> [Stated problem]: Your task is to copy every line of the records below that contains "Sgura".

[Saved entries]
-- START --

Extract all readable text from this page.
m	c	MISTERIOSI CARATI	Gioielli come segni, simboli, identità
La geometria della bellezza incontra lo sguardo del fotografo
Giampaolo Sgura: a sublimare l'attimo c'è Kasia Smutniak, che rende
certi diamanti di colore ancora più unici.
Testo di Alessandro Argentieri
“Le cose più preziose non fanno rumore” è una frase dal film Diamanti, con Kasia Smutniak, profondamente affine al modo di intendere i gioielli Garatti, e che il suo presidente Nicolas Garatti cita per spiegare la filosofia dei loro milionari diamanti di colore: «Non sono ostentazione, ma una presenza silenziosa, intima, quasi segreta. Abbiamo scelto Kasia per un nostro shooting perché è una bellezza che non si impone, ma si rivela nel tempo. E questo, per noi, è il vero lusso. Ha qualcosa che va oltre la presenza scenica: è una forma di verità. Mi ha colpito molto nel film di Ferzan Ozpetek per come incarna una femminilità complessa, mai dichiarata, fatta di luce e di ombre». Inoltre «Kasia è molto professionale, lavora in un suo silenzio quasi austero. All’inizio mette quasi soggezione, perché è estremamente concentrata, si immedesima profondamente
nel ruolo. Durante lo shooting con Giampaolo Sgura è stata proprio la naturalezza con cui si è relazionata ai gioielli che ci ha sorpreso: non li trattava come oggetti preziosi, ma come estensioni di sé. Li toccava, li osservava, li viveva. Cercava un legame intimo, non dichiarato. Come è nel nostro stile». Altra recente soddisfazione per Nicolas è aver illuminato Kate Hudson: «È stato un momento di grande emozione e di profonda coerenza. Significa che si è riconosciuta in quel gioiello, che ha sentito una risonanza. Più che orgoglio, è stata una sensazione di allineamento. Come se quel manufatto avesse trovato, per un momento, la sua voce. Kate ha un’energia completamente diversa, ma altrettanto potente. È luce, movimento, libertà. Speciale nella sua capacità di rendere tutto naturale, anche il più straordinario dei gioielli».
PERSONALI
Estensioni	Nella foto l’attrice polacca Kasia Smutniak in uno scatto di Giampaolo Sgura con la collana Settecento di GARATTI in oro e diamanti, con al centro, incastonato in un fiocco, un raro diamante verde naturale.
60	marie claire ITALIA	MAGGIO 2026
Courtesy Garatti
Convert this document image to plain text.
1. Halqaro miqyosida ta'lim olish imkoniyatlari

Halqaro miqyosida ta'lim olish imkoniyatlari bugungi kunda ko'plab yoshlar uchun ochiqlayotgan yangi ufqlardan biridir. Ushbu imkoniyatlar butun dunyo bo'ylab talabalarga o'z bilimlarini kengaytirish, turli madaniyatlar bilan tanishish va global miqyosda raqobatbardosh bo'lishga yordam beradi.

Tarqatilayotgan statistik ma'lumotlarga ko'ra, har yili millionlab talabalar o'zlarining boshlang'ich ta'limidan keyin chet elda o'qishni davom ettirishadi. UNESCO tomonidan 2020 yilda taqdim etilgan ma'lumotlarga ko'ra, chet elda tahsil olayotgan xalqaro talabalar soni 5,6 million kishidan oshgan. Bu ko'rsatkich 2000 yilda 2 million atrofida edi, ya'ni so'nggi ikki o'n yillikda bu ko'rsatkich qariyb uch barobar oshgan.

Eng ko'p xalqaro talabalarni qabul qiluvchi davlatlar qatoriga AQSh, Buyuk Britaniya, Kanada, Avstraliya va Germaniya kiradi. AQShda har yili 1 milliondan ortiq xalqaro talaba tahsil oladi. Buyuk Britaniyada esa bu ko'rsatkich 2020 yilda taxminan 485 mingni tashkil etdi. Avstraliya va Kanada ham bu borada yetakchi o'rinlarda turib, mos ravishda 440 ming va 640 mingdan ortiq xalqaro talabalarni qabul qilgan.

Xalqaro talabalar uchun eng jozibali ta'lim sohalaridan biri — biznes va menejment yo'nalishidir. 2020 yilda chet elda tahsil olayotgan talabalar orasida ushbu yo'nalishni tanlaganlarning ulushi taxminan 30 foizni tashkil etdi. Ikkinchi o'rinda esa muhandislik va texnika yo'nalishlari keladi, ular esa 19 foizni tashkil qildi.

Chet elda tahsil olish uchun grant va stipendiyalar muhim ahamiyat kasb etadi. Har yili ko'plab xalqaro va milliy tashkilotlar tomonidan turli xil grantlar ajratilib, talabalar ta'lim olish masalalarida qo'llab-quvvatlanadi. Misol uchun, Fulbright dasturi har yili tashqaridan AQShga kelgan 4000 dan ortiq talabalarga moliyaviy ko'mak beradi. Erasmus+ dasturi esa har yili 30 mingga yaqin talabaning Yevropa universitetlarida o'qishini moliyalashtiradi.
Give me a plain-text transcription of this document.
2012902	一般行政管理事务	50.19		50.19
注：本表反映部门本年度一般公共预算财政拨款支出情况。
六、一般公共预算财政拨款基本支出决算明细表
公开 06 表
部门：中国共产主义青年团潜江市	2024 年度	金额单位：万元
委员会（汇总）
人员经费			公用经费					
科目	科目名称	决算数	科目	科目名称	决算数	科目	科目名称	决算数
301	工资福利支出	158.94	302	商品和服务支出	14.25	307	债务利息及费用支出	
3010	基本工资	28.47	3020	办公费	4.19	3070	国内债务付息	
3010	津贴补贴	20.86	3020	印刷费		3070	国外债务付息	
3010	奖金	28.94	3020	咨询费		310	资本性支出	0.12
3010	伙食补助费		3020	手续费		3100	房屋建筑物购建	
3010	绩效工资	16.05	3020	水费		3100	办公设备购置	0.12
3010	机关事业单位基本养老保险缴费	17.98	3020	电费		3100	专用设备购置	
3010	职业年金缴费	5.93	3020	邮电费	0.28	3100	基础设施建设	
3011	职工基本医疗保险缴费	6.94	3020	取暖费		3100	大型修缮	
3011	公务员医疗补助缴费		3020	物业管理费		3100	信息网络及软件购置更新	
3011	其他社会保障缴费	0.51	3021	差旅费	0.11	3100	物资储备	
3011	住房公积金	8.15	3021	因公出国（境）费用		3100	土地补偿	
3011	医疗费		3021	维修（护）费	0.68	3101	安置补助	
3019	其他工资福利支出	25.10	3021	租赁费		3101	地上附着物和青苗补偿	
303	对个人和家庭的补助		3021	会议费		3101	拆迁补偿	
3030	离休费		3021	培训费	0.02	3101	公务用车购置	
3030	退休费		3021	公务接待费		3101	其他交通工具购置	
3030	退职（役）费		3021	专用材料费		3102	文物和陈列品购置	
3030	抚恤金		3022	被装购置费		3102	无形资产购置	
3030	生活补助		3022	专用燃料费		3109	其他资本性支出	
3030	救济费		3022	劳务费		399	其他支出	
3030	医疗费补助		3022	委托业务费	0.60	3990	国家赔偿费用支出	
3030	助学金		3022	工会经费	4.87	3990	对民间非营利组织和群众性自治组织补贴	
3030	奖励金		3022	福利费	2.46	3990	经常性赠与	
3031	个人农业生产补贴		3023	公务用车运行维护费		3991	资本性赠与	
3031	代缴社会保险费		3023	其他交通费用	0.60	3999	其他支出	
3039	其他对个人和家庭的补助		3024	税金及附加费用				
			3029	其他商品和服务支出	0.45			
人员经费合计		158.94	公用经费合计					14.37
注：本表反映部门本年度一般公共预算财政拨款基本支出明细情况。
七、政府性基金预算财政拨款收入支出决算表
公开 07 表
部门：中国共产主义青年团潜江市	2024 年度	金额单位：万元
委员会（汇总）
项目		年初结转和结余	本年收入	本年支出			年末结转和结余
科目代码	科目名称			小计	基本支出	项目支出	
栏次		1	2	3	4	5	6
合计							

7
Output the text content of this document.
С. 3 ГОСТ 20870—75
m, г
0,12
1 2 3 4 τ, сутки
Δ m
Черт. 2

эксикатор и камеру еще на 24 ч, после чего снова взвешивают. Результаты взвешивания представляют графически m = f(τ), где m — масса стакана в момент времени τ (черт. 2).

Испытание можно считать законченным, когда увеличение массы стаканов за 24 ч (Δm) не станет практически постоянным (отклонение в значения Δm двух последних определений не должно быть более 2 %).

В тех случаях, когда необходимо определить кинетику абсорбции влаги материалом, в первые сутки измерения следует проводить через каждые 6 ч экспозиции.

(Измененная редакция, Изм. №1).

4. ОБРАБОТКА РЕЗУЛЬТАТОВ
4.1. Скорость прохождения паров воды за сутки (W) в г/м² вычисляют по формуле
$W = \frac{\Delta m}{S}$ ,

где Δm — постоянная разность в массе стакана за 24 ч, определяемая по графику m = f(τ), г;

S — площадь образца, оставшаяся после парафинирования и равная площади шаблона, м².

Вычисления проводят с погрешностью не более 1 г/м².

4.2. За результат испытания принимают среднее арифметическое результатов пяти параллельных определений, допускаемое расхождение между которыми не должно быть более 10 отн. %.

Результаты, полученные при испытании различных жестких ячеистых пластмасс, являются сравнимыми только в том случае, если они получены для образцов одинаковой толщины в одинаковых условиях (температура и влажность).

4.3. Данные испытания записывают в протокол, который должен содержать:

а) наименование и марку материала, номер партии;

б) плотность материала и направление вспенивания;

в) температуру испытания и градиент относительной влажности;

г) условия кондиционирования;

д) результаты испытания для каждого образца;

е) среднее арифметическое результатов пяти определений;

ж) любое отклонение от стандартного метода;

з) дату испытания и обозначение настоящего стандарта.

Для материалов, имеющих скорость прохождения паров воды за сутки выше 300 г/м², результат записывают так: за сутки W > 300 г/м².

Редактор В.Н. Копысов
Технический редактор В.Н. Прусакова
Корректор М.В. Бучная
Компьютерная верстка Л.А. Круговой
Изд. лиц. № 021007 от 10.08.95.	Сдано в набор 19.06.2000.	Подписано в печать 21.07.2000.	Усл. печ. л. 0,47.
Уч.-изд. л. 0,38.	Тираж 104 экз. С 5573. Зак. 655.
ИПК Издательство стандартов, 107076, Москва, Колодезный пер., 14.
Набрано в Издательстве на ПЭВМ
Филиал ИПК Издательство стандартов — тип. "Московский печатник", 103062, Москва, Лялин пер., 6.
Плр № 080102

-- END --

> [Complete answer]:
Giampaolo Sgura: a sublimare l'attimo c'è Kasia Smutniak, che rende
nel ruolo. Durante lo shooting con Giampaolo Sgura è stata proprio la naturalezza con cui si è relazionata ai gioielli che ci ha sorpreso: non li trattava come oggetti preziosi, ma come estensioni di sé. Li toccava, li osservava, li viveva. Cercava un legame intimo, non dichiarato. Come è nel nostro stile». Altra recente soddisfazione per Nicolas è aver illuminato Kate Hudson: «È stato un momento di grande emozione e di profonda coerenza. Significa che si è riconosciuta in quel gioiello, che ha sentito una risonanza. Più che orgoglio, è stata una sensazione di allineamento. Come se quel manufatto avesse trovato, per un momento, la sua voce. Kate ha un’energia completamente diversa, ma altrettanto potente. È luce, movimento, libertà. Speciale nella sua capacità di rendere tutto naturale, anche il più straordinario dei gioielli».
Estensioni	Nella foto l’attrice polacca Kasia Smutniak in uno scatto di Giampaolo Sgura con la collana Settecento di GARATTI in oro e diamanti, con al centro, incastonato in un fiocco, un raro diamante verde naturale.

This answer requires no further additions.